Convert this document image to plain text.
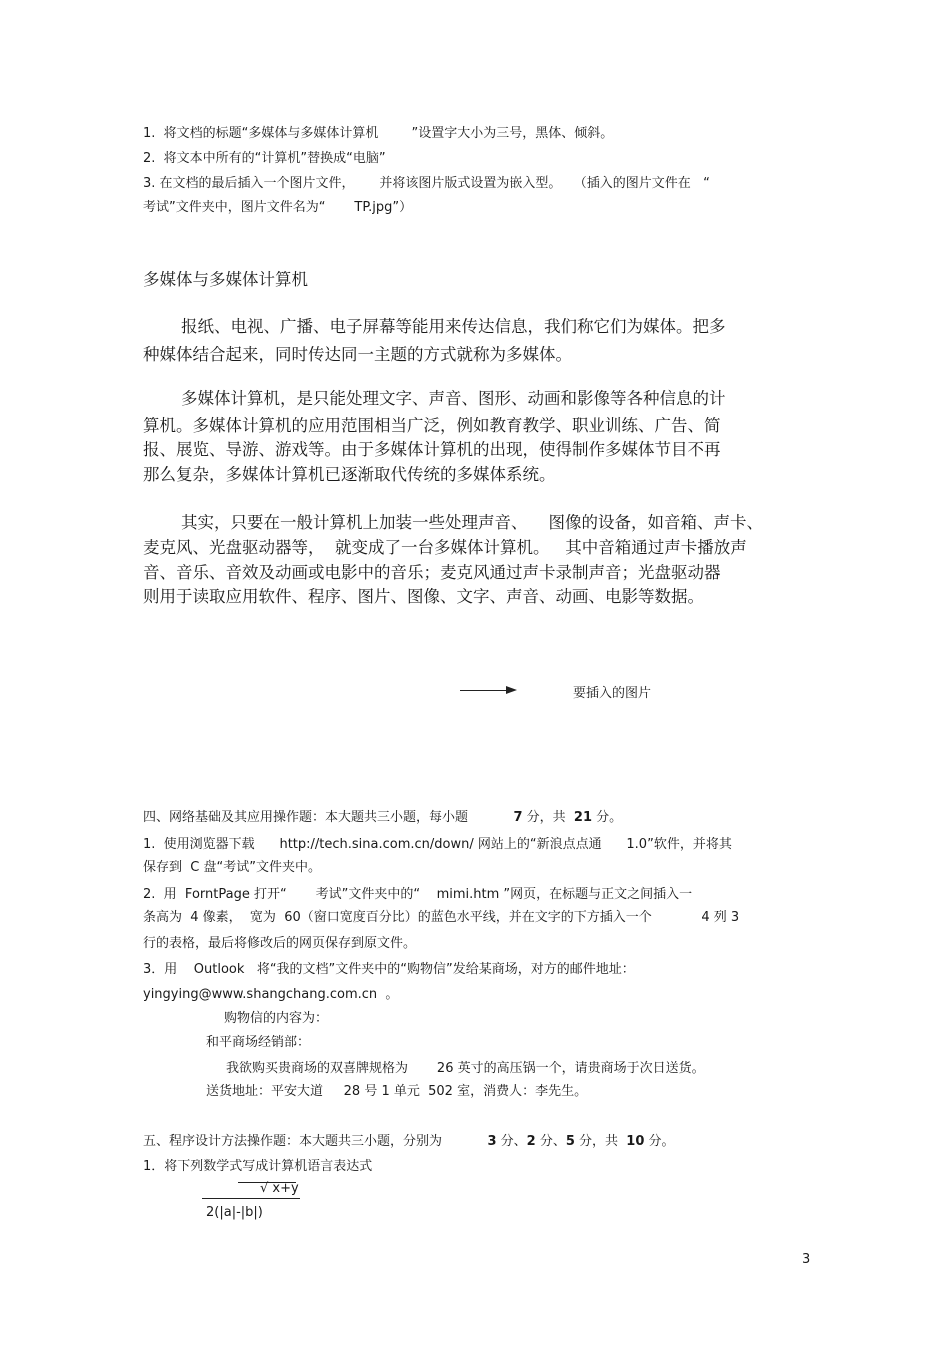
1.  将文档的标题“多媒体与多媒体计算机        ”设置字大小为三号，黑体、倾斜。
2.  将文本中所有的“计算机”替换成“电脑”
3. 在文档的最后插入一个图片文件，      并将该图片版式设置为嵌入型。   （插入的图片文件在   “
考试”文件夹中，图片文件名为“       TP.jpg”）
多媒体与多媒体计算机
报纸、电视、广播、电子屏幕等能用来传达信息，我们称它们为媒体。把多
种媒体结合起来，同时传达同一主题的方式就称为多媒体。
多媒体计算机，是只能处理文字、声音、图形、动画和影像等各种信息的计
算机。多媒体计算机的应用范围相当广泛，例如教育教学、职业训练、广告、简
报、展览、导游、游戏等。由于多媒体计算机的出现，使得制作多媒体节目不再
那么复杂，多媒体计算机已逐渐取代传统的多媒体系统。
其实，只要在一般计算机上加装一些处理声音、    图像的设备，如音箱、声卡、
麦克风、光盘驱动器等，  就变成了一台多媒体计算机。   其中音箱通过声卡播放声
音、音乐、音效及动画或电影中的音乐；麦克风通过声卡录制声音；光盘驱动器
则用于读取应用软件、程序、图片、图像、文字、声音、动画、电影等数据。
要插入的图片
四、网络基础及其应用操作题：本大题共三小题，每小题           7 分，共  21 分。
1.  使用浏览器下载      http://tech.sina.com.cn/down/ 网站上的“新浪点点通      1.0”软件，并将其
保存到  C 盘“考试”文件夹中。
2.  用  ForntPage 打开“       考试”文件夹中的“    mimi.htm ”网页，在标题与正文之间插入一
条高为  4 像素，  宽为  60（窗口宽度百分比）的蓝色水平线，并在文字的下方插入一个            4 列 3
行的表格，最后将修改后的网页保存到原文件。
3．用    Outlook   将“我的文档”文件夹中的“购物信”发给某商场，对方的邮件地址：
yingying@www.shangchang.com.cn  。
购物信的内容为：
和平商场经销部：
我欲购买贵商场的双喜牌规格为       26 英寸的高压锅一个，请贵商场于次日送货。
送货地址：平安大道     28 号 1 单元  502 室，消费人：李先生。
五、程序设计方法操作题：本大题共三小题，分别为           3 分、2 分、5 分，共  10 分。
1．将下列数学式写成计算机语言表达式
√ x+y
2(|a|-|b|)
3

⁂

Pictures are to be left out; all else in the entries above is to be quoted exactly.

Convert this document image to plain text.
1.  将文档的标题“多媒体与多媒体计算机        ”设置字大小为三号，黑体、倾斜。
2.  将文本中所有的“计算机”替换成“电脑”
3. 在文档的最后插入一个图片文件，      并将该图片版式设置为嵌入型。   （插入的图片文件在   “
考试”文件夹中，图片文件名为“       TP.jpg”）
多媒体与多媒体计算机
报纸、电视、广播、电子屏幕等能用来传达信息，我们称它们为媒体。把多
种媒体结合起来，同时传达同一主题的方式就称为多媒体。
多媒体计算机，是只能处理文字、声音、图形、动画和影像等各种信息的计
算机。多媒体计算机的应用范围相当广泛，例如教育教学、职业训练、广告、简
报、展览、导游、游戏等。由于多媒体计算机的出现，使得制作多媒体节目不再
那么复杂，多媒体计算机已逐渐取代传统的多媒体系统。
其实，只要在一般计算机上加装一些处理声音、    图像的设备，如音箱、声卡、
麦克风、光盘驱动器等，  就变成了一台多媒体计算机。   其中音箱通过声卡播放声
音、音乐、音效及动画或电影中的音乐；麦克风通过声卡录制声音；光盘驱动器
则用于读取应用软件、程序、图片、图像、文字、声音、动画、电影等数据。
要插入的图片
四、网络基础及其应用操作题：本大题共三小题，每小题           7 分，共  21 分。
1.  使用浏览器下载      http://tech.sina.com.cn/down/ 网站上的“新浪点点通      1.0”软件，并将其
保存到  C 盘“考试”文件夹中。
2.  用  ForntPage 打开“       考试”文件夹中的“    mimi.htm ”网页，在标题与正文之间插入一
条高为  4 像素，  宽为  60（窗口宽度百分比）的蓝色水平线，并在文字的下方插入一个            4 列 3
行的表格，最后将修改后的网页保存到原文件。
3．用    Outlook   将“我的文档”文件夹中的“购物信”发给某商场，对方的邮件地址：
yingying@www.shangchang.com.cn  。
购物信的内容为：
和平商场经销部：
我欲购买贵商场的双喜牌规格为       26 英寸的高压锅一个，请贵商场于次日送货。
送货地址：平安大道     28 号 1 单元  502 室，消费人：李先生。
五、程序设计方法操作题：本大题共三小题，分别为           3 分、2 分、5 分，共  10 分。
1．将下列数学式写成计算机语言表达式
√ x+y
2(|a|-|b|)
3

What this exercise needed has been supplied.